Start

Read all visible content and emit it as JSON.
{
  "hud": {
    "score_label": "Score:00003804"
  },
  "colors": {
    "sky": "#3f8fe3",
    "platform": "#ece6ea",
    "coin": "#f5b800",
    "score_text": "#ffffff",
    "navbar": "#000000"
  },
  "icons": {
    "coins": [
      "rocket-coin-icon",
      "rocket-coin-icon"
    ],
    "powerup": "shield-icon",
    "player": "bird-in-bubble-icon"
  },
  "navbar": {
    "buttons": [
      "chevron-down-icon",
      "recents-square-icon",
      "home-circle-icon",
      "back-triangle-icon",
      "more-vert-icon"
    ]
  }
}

End

**Exercise description:** Repeat the material above exactly.

**Exercise output:**
Read all visible content and emit it as JSON.
{
  "hud": {
    "score_label": "Score:00003804"
  },
  "colors": {
    "sky": "#3f8fe3",
    "platform": "#ece6ea",
    "coin": "#f5b800",
    "score_text": "#ffffff",
    "navbar": "#000000"
  },
  "icons": {
    "coins": [
      "rocket-coin-icon",
      "rocket-coin-icon"
    ],
    "powerup": "shield-icon",
    "player": "bird-in-bubble-icon"
  },
  "navbar": {
    "buttons": [
      "chevron-down-icon",
      "recents-square-icon",
      "home-circle-icon",
      "back-triangle-icon",
      "more-vert-icon"
    ]
  }
}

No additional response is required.